What the exercise asks: Find the lines that contain the word "учетом" and copy each one.

════════════════════

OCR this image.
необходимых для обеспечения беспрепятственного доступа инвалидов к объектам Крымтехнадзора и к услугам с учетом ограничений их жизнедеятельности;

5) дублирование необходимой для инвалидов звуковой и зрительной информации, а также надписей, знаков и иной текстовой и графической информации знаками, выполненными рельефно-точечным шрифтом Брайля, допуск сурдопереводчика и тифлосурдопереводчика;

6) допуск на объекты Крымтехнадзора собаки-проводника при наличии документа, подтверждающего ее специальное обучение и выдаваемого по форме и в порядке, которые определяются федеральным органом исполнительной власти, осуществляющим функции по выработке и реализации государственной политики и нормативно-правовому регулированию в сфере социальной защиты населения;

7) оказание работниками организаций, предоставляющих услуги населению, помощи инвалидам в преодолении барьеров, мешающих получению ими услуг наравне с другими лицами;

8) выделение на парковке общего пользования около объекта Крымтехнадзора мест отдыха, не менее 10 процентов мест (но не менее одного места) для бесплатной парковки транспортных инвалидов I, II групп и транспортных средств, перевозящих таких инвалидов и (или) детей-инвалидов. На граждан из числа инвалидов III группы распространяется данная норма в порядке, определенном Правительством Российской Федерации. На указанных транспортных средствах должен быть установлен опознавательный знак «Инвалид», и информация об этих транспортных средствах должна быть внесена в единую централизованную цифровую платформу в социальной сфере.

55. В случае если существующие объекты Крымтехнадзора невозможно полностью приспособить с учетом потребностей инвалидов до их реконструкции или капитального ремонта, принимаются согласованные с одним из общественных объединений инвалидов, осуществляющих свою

════════════════════

Problem solution:
необходимых для обеспечения беспрепятственного доступа инвалидов к объектам Крымтехнадзора и к услугам с учетом ограничений их жизнедеятельности;
55. В случае если существующие объекты Крымтехнадзора невозможно полностью приспособить с учетом потребностей инвалидов до их реконструкции или капитального ремонта, принимаются согласованные с одним из общественных объединений инвалидов, осуществляющих свою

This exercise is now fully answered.